### Exercise
Give everything in the rows below, from the line containing "right-running-head: GAN (510, 44, 589, 74)" down to the line containing "left-page-number: 37 (30, 44, 60, 69)", as a JSON list of strings with one string per line and blank lines omitted.
--- Begin Material provided ---
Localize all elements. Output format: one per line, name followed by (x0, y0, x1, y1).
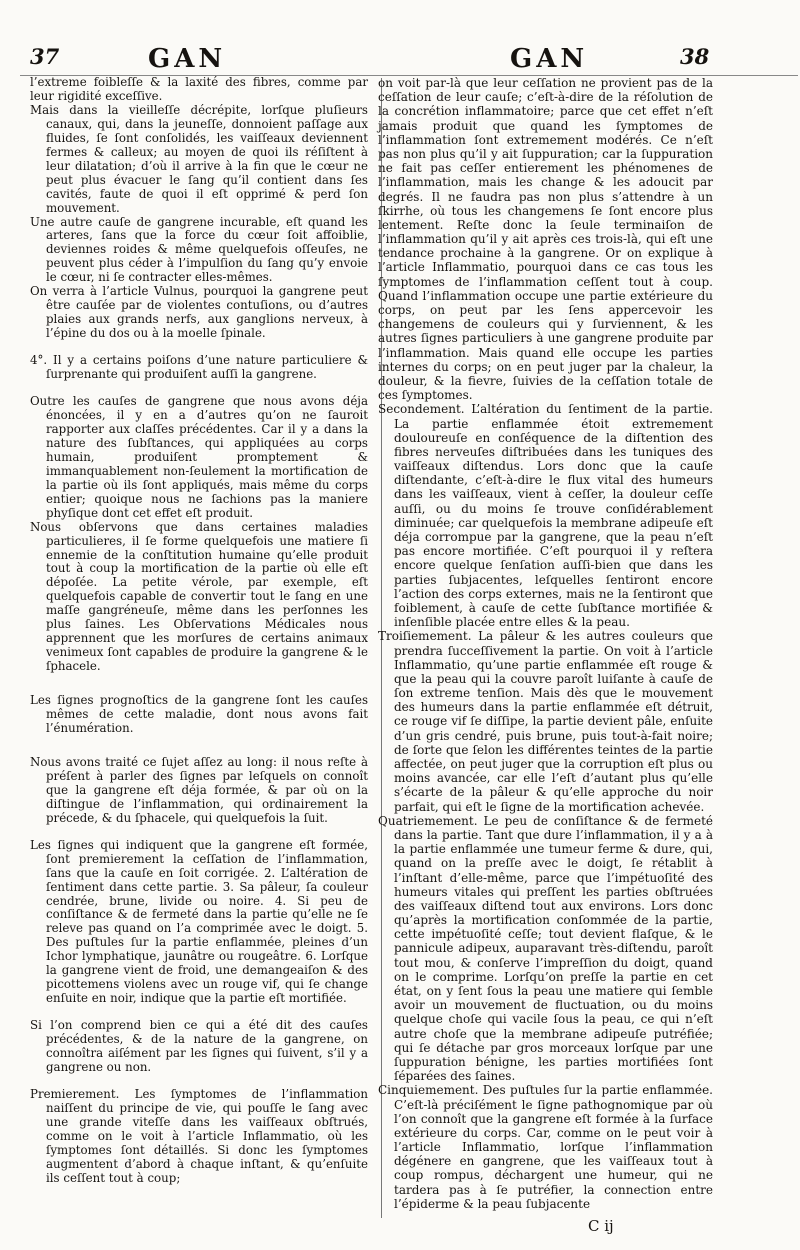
right-running-head: GAN (510, 44, 589, 74)
left-page-number: 37 (30, 44, 60, 69)
paragraph: On verra à l’article Vulnus, pourquoi la gangrene peut être cauſée par de violentes contuſions, ou d’autres plaies aux grands nerfs, aux ganglions nerveux, à l’épine du dos ou à la moelle ſpinale. (30, 284, 368, 341)
paragraph: Mais dans la vieilleſſe décrépite, lorſque pluſieurs canaux, qui, dans la jeuneſſe, donnoient paſſage aux fluides, ſe ſont conſolidés, les vaiſſeaux deviennent fermes & calleux; au moyen de quoi ils réſiſtent à leur dilatation; d’où il arrive à la fin que le cœur ne peut plus évacuer le ſang qu’il contient dans ſes cavités, faute de quoi il eſt opprimé & perd ſon mouvement. (30, 102, 368, 215)
paragraph: Si l’on comprend bien ce qui a été dit des cauſes précédentes, & de la nature de la gangrene, on connoîtra aiſément par les ſignes qui ſuivent, s’il y a gangrene ou non. (30, 1018, 368, 1074)
paragraph: on voit par-là que leur ceſſation ne provient pas de la ceſſation de leur cauſe; c’eſt-à-dire de la réſolution de la concrétion inflammatoire; parce que cet effet n’eſt jamais produit que quand les ſymptomes de l’inflammation ſont extremement modérés. Ce n’eſt pas non plus qu’il y ait ſuppuration; car la ſuppuration ne fait pas ceſſer entierement les phénomenes de l’inflammation, mais les change & les adoucit par degrés. Il ne faudra pas non plus s’attendre à un ſkirrhe, où tous les changemens ſe ſont encore plus lentement. Reſte donc la ſeule terminaiſon de l’inflammation qu’il y ait après ces trois-là, qui eſt une tendance prochaine à la gangrene. Or on explique à l’article Inflammatio, pourquoi dans ce cas tous les ſymptomes de l’inflammation ceſſent tout à coup. Quand l’inflammation occupe une partie extérieure du corps, on peut par les ſens appercevoir les changemens de couleurs qui y ſurviennent, & les autres ſignes particuliers à une gangrene produite par l’inflammation. Mais quand elle occupe les parties internes du corps; on en peut juger par la chaleur, la douleur, & la fievre, ſuivies de la ceſſation totale de ces ſymptomes. (378, 76, 713, 403)
paragraph: Nous obſervons que dans certaines maladies particulieres, il ſe forme quelquefois une matiere ſi ennemie de la conſtitution humaine qu’elle produit tout à coup la mortification de la partie où elle eſt dépoſée. La petite vérole, par exemple, eſt quelquefois capable de convertir tout le ſang en une maſſe gangréneuſe, même dans les perſonnes les plus ſaines. Les Obſervations Médicales nous apprennent que les morſures de certains animaux venimeux ſont capables de produire la gangrene & le ſphacele. (30, 519, 368, 674)
paragraph: Premierement. Les ſymptomes de l’inflammation naiſſent du principe de vie, qui pouſſe le ſang avec une grande viteſſe dans les vaiſſeaux obſtrués, comme on le voit à l’article Inflammatio, où les ſymptomes ſont détaillés. Si donc les ſymptomes augmentent d’abord à chaque inſtant, & qu’enſuite ils ceſſent tout à coup; (30, 1086, 368, 1185)
signature-mark: C ij (588, 1217, 614, 1235)
paragraph: Secondement. L’altération du ſentiment de la partie. La partie enflammée étoit extremement douloureuſe en conſéquence de la diſtention des fibres nerveuſes diſtribuées dans les tuniques des vaiſſeaux diſtendus. Lors donc que la cauſe diſtendante, c’eſt-à-dire le flux vital des humeurs dans les vaiſſeaux, vient à ceſſer, la douleur ceſſe auſſi, ou du moins ſe trouve conſidérablement diminuée; car quelquefois la membrane adipeuſe eſt déja corrompue par la gangrene, que la peau n’eſt pas encore mortifiée. C’eſt pourquoi il y reſtera encore quelque ſenſation auſſi-bien que dans les parties ſubjacentes, leſquelles ſentiront encore l’action des corps externes, mais ne la ſentiront que foiblement, à cauſe de cette ſubſtance mortifiée & inſenſible placée entre elles & la peau. (378, 402, 713, 630)
paragraph: Les ſignes prognoſtics de la gangrene ſont les cauſes mêmes de cette maladie, dont nous avons fait l’énumération. (30, 693, 368, 735)
paragraph: Cinquiemement. Des puſtules ſur la partie enflammée. C’eſt-là préciſément le ſigne pathognomique par où l’on connoît que la gangrene eſt formée à la ſurface extérieure du corps. Car, comme on le peut voir à l’article Inflammatio, lorſque l’inflammation dégénere en gangrene, que les vaiſſeaux tout à coup rompus, déchargent une humeur, qui ne tardera pas à ſe putréfier, la connection entre l’épiderme & la peau ſubjacente (378, 1083, 713, 1211)
paragraph: Troiſiemement. La pâleur & les autres couleurs que prendra ſucceſſivement la partie. On voit à l’article Inflammatio, qu’une partie enflammée eſt rouge & que la peau qui la couvre paroît luiſante à cauſe de ſon extreme tenſion. Mais dès que le mouvement des humeurs dans la partie enflammée eſt détruit, ce rouge vif ſe diſſipe, la partie devient pâle, enſuite d’un gris cendré, puis brune, puis tout-à-fait noire; de ſorte que ſelon les différentes teintes de la partie affectée, on peut juger que la corruption eſt plus ou moins avancée, car elle l’eſt d’autant plus qu’elle s’écarte de la pâleur & qu’elle approche du noir parfait, qui eſt le ſigne de la mortification achevée. (378, 629, 713, 814)
paragraph: Les ſignes qui indiquent que la gangrene eſt formée, ſont premierement la ceſſation de l’inflammation, ſans que la cauſe en ſoit corrigée. 2. L’altération de ſentiment dans cette partie. 3. Sa pâleur, ſa couleur cendrée, brune, livide ou noire. 4. Si peu de conſiſtance & de fermeté dans la partie qu’elle ne ſe releve pas quand on l’a comprimée avec le doigt. 5. Des puſtules ſur la partie enflammée, pleines d’un Ichor lymphatique, jaunâtre ou rougeâtre. 6. Lorſque la gangrene vient de froid, une demangeaiſon & des picottemens violens avec un rouge vif, qui ſe change enſuite en noir, indique que la partie eſt mortifiée. (30, 837, 368, 1006)
paragraph: Une autre cauſe de gangrene incurable, eſt quand les arteres, ſans que la force du cœur ſoit affoiblie, deviennes roides & même quelquefois oſſeuſes, ne peuvent plus céder à l’impulſion du ſang qu’y envoie le cœur, ni ſe contracter elles-mêmes. (30, 214, 368, 285)
paragraph: l’extreme foibleſſe & la laxité des fibres, comme par leur rigidité exceſſive. (30, 75, 368, 103)
paragraph: Quatriemement. Le peu de conſiſtance & de fermeté dans la partie. Tant que dure l’inflammation, il y a à la partie enflammée une tumeur ferme & dure, qui, quand on la preſſe avec le doigt, ſe rétablit à l’inſtant d’elle-même, parce que l’impétuoſité des humeurs vitales qui preſſent les parties obſtruées des vaiſſeaux diſtend tout aux environs. Lors donc qu’après la mortification conſommée de la partie, cette impétuoſité ceſſe; tout devient flaſque, & le pannicule adipeux, auparavant très-diſtendu, paroît tout mou, & conſerve l’impreſſion du doigt, quand on le comprime. Lorſqu’on preſſe la partie en cet état, on y ſent ſous la peau une matiere qui ſemble avoir un mouvement de fluctuation, ou du moins quelque choſe qui vacile ſous la peau, ce qui n’eſt autre choſe que la membrane adipeuſe putréfiée; qui ſe détache par gros morceaux lorſque par une ſuppuration bénigne, les parties mortifiées ſont ſéparées des ſaines. (378, 813, 713, 1084)
right-column (378, 76, 713, 1211)
right-page-number: 38 (680, 44, 710, 69)
left-running-head: GAN (148, 44, 227, 74)
left-column (30, 76, 368, 1186)
paragraph: Nous avons traité ce ſujet aſſez au long: il nous reſte à préſent à parler des ſignes par leſquels on connoît que la gangrene eſt déja formée, & par où on la diſtingue de l’inflammation, qui ordinairement la précede, & du ſphacele, qui quelquefois la ſuit. (30, 754, 368, 825)
paragraph: 4°. Il y a certains poiſons d’une nature particuliere & ſurprenante qui produiſent auſſi la gangrene. (30, 353, 368, 382)
paragraph: Outre les cauſes de gangrene que nous avons déja énoncées, il y en a d’autres qu’on ne ſauroit rapporter aux claſſes précédentes. Car il y a dans la nature des ſubſtances, qui appliquées au corps humain, produiſent promptement & immanquablement non-ſeulement la mortification de la partie où ils ſont appliqués, mais même du corps entier; quoique nous ne ſachions pas la maniere phyſique dont cet effet eſt produit. (30, 394, 368, 520)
--- End Material provided ---
### Solution to this exercise
[
  "right-running-head: GAN (510, 44, 589, 74)",
  "left-page-number: 37 (30, 44, 60, 69)"
]